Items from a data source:
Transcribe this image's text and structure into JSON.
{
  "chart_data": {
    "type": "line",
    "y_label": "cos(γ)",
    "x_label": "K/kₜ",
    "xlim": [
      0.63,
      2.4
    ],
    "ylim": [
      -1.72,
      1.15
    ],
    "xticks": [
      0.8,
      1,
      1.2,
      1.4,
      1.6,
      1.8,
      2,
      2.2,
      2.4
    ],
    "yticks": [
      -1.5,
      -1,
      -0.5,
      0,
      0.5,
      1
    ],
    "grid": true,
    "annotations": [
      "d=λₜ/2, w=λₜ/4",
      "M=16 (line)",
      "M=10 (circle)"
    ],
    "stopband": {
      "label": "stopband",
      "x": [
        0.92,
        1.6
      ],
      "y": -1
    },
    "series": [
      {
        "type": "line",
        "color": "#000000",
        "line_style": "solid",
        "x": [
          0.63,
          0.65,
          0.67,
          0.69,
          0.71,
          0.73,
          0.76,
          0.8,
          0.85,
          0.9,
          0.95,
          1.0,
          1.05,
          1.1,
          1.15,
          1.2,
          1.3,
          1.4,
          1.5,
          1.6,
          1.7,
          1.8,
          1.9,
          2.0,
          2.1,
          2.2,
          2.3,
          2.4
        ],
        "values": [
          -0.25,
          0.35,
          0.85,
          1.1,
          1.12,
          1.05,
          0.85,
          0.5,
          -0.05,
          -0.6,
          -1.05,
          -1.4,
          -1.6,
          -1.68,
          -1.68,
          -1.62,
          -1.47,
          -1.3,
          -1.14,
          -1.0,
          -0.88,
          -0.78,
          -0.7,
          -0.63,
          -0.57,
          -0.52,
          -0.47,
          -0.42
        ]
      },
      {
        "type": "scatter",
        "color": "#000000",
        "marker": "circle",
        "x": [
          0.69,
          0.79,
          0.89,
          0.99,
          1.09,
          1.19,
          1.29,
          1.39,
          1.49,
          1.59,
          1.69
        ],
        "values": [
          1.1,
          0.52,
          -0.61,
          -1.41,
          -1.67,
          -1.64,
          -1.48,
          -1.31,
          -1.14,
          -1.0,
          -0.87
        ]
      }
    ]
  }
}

▸ WRITTEN REQUEST: All entries shown above should be printed again exactly.

▸ TASK ANSWER:
Transcribe this image's text and structure into JSON.
{
  "chart_data": {
    "type": "line",
    "y_label": "cos(γ)",
    "x_label": "K/kₜ",
    "xlim": [
      0.63,
      2.4
    ],
    "ylim": [
      -1.72,
      1.15
    ],
    "xticks": [
      0.8,
      1,
      1.2,
      1.4,
      1.6,
      1.8,
      2,
      2.2,
      2.4
    ],
    "yticks": [
      -1.5,
      -1,
      -0.5,
      0,
      0.5,
      1
    ],
    "grid": true,
    "annotations": [
      "d=λₜ/2, w=λₜ/4",
      "M=16 (line)",
      "M=10 (circle)"
    ],
    "stopband": {
      "label": "stopband",
      "x": [
        0.92,
        1.6
      ],
      "y": -1
    },
    "series": [
      {
        "type": "line",
        "color": "#000000",
        "line_style": "solid",
        "x": [
          0.63,
          0.65,
          0.67,
          0.69,
          0.71,
          0.73,
          0.76,
          0.8,
          0.85,
          0.9,
          0.95,
          1.0,
          1.05,
          1.1,
          1.15,
          1.2,
          1.3,
          1.4,
          1.5,
          1.6,
          1.7,
          1.8,
          1.9,
          2.0,
          2.1,
          2.2,
          2.3,
          2.4
        ],
        "values": [
          -0.25,
          0.35,
          0.85,
          1.1,
          1.12,
          1.05,
          0.85,
          0.5,
          -0.05,
          -0.6,
          -1.05,
          -1.4,
          -1.6,
          -1.68,
          -1.68,
          -1.62,
          -1.47,
          -1.3,
          -1.14,
          -1.0,
          -0.88,
          -0.78,
          -0.7,
          -0.63,
          -0.57,
          -0.52,
          -0.47,
          -0.42
        ]
      },
      {
        "type": "scatter",
        "color": "#000000",
        "marker": "circle",
        "x": [
          0.69,
          0.79,
          0.89,
          0.99,
          1.09,
          1.19,
          1.29,
          1.39,
          1.49,
          1.59,
          1.69
        ],
        "values": [
          1.1,
          0.52,
          -0.61,
          -1.41,
          -1.67,
          -1.64,
          -1.48,
          -1.31,
          -1.14,
          -1.0,
          -0.87
        ]
      }
    ]
  }
}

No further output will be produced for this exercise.